**Excerpts from a figure dataset:**
********
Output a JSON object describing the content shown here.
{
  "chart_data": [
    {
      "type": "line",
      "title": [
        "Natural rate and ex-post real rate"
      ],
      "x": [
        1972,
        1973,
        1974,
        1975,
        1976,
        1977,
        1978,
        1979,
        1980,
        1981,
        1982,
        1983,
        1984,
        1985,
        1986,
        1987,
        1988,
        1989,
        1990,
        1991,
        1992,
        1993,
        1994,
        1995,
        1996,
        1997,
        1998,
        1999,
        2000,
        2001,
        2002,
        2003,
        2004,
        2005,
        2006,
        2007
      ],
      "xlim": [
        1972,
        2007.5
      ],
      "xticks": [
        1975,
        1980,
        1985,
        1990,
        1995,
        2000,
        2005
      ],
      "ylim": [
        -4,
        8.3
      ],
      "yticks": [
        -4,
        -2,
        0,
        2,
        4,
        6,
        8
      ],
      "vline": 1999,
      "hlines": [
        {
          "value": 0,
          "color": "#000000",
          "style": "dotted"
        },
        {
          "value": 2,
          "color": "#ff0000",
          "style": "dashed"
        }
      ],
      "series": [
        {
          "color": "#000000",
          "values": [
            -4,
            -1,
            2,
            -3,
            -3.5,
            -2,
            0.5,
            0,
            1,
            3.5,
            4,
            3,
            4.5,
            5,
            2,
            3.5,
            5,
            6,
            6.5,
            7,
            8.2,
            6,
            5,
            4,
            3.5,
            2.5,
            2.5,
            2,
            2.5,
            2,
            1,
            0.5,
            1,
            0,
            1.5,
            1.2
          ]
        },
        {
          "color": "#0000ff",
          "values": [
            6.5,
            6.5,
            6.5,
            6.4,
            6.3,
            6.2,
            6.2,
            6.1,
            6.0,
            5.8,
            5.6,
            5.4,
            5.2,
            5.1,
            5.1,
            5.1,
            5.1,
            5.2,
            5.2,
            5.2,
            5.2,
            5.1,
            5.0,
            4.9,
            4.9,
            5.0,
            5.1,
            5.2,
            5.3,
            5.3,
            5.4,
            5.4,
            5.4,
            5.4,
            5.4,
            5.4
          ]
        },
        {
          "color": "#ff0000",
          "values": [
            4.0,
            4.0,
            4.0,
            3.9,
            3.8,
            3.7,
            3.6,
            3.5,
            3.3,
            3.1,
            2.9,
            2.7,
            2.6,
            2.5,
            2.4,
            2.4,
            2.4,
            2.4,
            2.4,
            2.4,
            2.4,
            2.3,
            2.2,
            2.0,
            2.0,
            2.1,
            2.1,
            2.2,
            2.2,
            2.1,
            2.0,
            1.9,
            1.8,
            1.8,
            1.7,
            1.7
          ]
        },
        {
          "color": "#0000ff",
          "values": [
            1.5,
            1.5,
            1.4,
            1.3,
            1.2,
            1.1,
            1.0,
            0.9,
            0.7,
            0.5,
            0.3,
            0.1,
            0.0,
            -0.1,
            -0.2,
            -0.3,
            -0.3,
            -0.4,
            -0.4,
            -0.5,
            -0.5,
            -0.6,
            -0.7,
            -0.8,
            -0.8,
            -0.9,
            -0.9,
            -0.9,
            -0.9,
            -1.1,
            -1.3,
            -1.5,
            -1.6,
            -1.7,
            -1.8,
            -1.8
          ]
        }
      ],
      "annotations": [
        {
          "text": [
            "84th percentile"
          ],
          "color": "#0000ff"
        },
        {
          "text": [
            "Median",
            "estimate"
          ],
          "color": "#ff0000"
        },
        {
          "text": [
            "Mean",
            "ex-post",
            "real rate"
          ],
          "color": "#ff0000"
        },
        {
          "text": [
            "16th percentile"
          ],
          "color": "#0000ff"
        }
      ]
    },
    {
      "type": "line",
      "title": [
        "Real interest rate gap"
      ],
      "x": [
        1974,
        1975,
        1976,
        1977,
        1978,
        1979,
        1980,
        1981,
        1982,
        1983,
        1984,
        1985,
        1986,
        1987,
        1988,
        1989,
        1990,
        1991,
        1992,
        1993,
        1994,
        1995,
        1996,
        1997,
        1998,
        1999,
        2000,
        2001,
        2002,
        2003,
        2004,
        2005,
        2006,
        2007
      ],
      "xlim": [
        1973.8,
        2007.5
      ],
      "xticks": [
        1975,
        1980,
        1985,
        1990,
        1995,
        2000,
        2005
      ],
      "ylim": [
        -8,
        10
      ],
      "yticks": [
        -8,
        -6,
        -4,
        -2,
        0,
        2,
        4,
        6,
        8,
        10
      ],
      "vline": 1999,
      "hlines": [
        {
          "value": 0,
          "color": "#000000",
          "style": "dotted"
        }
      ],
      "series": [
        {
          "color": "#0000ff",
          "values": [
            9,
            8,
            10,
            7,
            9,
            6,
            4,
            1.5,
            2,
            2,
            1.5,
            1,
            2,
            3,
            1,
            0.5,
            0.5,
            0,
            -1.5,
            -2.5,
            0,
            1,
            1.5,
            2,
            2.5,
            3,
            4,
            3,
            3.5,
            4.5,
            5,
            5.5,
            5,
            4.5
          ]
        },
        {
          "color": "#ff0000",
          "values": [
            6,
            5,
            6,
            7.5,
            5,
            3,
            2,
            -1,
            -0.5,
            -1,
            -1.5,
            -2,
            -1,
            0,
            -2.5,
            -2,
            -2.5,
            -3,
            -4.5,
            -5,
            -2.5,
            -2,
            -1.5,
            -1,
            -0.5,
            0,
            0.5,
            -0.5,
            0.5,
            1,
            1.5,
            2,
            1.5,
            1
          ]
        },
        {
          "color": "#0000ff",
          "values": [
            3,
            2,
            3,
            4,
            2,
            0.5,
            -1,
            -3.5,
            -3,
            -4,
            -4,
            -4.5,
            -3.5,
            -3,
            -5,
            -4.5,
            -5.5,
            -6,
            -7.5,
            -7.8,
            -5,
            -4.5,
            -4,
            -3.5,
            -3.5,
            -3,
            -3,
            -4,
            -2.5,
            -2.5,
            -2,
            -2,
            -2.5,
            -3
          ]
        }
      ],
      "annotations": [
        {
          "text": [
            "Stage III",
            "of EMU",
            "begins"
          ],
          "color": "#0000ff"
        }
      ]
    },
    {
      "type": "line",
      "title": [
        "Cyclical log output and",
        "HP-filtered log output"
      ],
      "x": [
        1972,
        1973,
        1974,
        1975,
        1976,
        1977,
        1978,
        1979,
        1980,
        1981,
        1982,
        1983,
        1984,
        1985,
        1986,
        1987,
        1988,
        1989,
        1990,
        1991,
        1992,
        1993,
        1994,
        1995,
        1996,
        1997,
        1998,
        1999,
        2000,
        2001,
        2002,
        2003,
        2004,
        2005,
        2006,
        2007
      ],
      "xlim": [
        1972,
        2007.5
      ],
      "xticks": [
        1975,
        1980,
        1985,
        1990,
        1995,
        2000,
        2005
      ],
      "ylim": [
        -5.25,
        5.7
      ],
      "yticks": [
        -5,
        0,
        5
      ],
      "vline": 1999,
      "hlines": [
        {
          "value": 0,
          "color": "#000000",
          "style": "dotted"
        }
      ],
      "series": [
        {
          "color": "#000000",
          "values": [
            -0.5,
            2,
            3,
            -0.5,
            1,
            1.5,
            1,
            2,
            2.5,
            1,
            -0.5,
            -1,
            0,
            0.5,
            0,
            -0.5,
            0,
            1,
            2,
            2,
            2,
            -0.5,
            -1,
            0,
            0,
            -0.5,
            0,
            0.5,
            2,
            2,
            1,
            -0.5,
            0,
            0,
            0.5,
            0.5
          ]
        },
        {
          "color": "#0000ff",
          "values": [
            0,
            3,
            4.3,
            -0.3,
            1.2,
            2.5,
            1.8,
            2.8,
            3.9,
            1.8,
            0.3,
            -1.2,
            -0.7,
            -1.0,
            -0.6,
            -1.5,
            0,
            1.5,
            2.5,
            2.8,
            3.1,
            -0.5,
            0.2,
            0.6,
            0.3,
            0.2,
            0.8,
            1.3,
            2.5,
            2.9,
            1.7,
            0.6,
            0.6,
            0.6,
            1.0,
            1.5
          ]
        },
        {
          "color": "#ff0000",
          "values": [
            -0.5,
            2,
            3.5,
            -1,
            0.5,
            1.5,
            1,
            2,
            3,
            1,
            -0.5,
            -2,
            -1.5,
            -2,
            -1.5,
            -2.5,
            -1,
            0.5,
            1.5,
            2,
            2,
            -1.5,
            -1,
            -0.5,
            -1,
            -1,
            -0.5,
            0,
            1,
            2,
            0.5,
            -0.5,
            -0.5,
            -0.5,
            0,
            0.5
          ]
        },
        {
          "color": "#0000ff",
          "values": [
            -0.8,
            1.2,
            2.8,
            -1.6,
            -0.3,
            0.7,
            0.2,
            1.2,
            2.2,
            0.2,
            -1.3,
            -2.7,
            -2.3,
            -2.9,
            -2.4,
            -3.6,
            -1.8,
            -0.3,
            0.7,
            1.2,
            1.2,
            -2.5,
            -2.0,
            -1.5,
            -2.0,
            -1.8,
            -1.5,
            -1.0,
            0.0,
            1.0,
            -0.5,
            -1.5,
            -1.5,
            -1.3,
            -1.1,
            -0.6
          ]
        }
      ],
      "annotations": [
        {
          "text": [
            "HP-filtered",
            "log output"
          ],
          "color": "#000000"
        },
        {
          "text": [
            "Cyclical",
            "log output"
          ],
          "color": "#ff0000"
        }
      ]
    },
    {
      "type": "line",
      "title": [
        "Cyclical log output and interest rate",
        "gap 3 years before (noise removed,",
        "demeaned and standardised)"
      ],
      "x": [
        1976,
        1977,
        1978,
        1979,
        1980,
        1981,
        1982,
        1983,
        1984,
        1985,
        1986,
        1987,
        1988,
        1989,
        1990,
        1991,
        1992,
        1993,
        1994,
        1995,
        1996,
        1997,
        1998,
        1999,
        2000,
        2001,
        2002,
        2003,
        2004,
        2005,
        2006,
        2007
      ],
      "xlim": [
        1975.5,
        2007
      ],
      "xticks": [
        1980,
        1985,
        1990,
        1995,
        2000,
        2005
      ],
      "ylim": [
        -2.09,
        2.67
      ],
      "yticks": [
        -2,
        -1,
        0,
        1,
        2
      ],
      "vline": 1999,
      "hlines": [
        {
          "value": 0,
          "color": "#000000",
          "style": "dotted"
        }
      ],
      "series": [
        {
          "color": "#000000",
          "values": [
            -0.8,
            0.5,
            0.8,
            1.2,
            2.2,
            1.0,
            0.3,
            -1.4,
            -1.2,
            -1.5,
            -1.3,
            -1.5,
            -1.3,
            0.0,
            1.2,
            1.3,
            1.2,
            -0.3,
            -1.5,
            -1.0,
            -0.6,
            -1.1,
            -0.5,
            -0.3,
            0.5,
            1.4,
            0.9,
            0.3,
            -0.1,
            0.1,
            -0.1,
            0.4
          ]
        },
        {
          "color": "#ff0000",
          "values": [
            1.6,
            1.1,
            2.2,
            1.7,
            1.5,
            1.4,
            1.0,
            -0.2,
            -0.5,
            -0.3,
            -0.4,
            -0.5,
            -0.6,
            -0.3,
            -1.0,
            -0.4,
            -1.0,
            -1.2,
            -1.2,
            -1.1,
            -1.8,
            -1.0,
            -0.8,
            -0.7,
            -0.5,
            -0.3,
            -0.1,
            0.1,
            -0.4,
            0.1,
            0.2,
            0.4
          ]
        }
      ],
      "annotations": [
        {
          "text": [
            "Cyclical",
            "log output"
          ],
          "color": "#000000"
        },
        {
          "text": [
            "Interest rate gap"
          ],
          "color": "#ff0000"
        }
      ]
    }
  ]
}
********
**OBJECTIVE:** Where a line in the material contains "post", copy that line.

**RESPONSE TO THIS EXERCISE:**
        "Natural rate and ex-post real rate"
            "ex-post",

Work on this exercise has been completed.